* [INSTRUCTIONS TO FOLLOW]: Look through the records below and collect all lines that hold the string "Destination".
:: DATA SECTION ::
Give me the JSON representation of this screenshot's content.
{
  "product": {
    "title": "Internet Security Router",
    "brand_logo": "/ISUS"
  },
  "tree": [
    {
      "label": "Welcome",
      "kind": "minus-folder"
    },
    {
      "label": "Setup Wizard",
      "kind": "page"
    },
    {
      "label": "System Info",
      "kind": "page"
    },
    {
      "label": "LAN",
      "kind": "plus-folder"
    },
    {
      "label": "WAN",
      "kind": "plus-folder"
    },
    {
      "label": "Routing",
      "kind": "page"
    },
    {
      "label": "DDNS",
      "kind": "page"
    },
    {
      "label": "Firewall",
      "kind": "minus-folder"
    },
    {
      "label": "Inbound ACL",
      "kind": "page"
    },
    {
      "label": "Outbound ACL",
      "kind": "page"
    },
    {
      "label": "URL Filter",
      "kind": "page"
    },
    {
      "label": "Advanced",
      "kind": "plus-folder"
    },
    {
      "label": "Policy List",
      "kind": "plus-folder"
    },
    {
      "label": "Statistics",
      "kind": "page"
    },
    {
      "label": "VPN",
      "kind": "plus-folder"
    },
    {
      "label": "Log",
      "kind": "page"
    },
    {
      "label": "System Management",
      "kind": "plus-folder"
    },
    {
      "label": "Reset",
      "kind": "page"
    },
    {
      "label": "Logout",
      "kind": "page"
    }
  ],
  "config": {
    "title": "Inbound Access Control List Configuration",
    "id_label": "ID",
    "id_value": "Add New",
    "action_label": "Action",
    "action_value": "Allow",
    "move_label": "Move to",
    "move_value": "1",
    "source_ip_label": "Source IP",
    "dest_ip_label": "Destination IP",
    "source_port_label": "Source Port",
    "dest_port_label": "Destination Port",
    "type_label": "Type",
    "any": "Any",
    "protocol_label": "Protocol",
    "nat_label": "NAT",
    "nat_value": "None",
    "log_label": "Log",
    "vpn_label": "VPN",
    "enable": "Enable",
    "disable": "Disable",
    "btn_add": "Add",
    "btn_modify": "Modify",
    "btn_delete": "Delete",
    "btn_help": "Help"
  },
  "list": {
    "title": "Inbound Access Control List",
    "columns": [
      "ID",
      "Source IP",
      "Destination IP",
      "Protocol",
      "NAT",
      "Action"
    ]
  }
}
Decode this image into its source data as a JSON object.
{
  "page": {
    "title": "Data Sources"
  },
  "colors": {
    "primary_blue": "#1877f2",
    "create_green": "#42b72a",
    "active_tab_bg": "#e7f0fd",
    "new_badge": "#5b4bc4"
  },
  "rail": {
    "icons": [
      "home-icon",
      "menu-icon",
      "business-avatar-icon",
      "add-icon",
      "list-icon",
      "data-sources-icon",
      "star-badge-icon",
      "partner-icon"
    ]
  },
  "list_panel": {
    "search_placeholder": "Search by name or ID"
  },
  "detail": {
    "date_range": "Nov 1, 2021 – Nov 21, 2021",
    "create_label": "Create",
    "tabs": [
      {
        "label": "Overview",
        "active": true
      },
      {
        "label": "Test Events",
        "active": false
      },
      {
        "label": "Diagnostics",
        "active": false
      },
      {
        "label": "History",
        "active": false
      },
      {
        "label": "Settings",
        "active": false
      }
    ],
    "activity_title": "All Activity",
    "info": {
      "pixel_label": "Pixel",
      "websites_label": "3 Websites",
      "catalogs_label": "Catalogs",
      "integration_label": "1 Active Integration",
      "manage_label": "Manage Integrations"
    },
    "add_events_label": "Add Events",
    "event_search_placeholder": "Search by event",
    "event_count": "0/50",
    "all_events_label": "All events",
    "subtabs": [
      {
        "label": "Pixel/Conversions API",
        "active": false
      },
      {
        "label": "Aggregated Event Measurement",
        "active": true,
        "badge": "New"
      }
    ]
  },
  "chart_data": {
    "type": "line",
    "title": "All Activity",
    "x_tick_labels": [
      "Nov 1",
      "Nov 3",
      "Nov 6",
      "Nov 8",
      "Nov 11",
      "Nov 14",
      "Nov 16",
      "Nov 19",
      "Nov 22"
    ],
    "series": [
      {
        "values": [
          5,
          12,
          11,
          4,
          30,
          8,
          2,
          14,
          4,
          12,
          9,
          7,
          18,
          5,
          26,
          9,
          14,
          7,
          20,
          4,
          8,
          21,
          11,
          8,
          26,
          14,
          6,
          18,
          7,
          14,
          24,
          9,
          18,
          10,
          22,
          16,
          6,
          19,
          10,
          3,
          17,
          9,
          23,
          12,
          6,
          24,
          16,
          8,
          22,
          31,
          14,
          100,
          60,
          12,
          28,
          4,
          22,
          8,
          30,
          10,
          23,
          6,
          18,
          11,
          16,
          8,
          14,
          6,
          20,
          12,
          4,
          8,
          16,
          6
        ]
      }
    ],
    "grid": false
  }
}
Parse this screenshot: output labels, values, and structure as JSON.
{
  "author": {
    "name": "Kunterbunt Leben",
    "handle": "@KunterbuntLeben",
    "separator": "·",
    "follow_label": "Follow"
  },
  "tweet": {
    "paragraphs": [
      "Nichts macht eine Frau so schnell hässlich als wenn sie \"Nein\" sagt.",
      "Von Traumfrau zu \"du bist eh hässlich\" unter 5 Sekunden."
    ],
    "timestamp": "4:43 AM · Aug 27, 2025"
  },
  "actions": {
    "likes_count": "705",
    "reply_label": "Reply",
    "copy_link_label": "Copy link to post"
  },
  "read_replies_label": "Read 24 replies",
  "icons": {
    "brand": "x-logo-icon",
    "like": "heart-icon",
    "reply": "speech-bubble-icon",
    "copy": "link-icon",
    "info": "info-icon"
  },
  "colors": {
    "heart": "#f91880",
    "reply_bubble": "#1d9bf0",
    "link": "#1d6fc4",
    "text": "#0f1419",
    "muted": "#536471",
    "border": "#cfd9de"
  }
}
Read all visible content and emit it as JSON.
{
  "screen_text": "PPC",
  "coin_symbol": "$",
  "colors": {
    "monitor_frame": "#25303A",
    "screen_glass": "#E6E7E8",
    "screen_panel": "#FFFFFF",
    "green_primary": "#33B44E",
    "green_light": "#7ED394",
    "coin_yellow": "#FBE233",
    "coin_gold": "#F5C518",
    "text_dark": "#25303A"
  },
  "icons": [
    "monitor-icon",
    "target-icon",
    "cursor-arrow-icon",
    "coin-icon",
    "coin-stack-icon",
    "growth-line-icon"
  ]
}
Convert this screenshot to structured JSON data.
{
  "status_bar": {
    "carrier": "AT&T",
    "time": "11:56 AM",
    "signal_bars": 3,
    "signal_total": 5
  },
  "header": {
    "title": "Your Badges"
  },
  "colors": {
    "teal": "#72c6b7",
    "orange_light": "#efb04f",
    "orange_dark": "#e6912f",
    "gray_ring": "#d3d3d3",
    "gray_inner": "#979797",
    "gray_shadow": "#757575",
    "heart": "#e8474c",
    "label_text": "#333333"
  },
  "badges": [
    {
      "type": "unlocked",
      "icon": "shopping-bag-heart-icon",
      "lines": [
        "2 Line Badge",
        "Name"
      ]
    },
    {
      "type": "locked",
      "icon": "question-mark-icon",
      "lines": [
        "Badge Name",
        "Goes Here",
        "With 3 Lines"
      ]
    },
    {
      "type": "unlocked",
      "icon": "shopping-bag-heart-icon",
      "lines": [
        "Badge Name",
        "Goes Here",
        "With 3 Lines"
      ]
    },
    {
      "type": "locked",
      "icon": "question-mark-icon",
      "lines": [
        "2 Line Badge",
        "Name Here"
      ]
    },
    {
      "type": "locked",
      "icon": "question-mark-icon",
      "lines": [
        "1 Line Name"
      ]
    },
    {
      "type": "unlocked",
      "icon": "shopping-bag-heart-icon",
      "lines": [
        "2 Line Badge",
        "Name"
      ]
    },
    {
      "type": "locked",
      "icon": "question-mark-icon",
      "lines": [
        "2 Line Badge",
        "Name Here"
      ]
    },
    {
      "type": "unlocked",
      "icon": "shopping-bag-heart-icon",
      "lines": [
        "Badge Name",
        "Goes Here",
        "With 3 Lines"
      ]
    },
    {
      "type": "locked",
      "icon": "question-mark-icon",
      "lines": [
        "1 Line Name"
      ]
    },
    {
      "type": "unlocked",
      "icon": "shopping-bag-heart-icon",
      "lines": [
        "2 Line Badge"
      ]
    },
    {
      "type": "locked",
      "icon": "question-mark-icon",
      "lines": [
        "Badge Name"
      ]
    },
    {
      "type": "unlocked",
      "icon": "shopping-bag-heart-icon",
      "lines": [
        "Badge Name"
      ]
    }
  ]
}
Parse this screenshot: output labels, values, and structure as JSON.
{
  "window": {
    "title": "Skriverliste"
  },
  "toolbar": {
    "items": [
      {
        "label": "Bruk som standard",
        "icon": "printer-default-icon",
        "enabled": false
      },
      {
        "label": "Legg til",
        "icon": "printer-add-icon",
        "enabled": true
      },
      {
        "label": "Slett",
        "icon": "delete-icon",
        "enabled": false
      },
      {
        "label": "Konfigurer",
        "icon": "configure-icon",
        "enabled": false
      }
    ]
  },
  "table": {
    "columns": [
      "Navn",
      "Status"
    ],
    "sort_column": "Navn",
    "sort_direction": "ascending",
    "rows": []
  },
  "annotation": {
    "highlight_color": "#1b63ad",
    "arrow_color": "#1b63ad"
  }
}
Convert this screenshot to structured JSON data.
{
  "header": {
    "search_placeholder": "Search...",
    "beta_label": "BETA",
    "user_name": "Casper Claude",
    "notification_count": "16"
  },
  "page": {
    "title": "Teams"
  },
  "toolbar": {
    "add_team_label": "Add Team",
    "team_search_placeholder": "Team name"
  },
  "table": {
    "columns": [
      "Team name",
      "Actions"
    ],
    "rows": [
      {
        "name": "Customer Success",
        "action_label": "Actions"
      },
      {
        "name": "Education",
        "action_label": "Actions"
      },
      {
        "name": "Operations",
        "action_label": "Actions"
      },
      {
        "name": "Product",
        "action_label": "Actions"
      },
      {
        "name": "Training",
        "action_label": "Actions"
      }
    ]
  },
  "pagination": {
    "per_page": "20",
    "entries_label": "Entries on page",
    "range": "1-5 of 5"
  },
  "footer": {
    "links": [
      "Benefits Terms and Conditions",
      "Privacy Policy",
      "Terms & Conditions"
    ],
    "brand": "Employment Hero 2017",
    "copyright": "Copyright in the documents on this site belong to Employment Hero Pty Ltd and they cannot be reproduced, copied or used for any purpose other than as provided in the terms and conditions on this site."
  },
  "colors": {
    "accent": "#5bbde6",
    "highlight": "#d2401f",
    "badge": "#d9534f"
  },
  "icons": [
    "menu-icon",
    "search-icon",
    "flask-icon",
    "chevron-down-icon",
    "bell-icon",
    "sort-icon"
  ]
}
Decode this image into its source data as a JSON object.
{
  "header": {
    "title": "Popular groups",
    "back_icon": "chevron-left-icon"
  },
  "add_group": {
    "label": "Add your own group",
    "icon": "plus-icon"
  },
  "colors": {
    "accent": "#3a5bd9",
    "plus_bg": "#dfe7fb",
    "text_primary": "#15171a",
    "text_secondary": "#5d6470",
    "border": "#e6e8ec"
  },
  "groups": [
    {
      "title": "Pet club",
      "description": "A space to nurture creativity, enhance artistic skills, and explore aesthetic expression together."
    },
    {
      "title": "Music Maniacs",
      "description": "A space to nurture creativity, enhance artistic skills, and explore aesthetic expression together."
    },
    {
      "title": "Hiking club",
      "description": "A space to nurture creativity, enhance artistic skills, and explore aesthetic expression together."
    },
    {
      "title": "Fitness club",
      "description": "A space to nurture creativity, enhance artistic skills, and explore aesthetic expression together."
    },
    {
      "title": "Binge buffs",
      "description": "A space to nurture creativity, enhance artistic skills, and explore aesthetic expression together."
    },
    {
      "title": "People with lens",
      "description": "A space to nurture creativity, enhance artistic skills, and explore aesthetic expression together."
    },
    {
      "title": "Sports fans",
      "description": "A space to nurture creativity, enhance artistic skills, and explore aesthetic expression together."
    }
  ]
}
:::
* [RESULT OF THIS EXERCISE]:
    "dest_ip_label": "Destination IP",
    "dest_port_label": "Destination Port",
      "Destination IP",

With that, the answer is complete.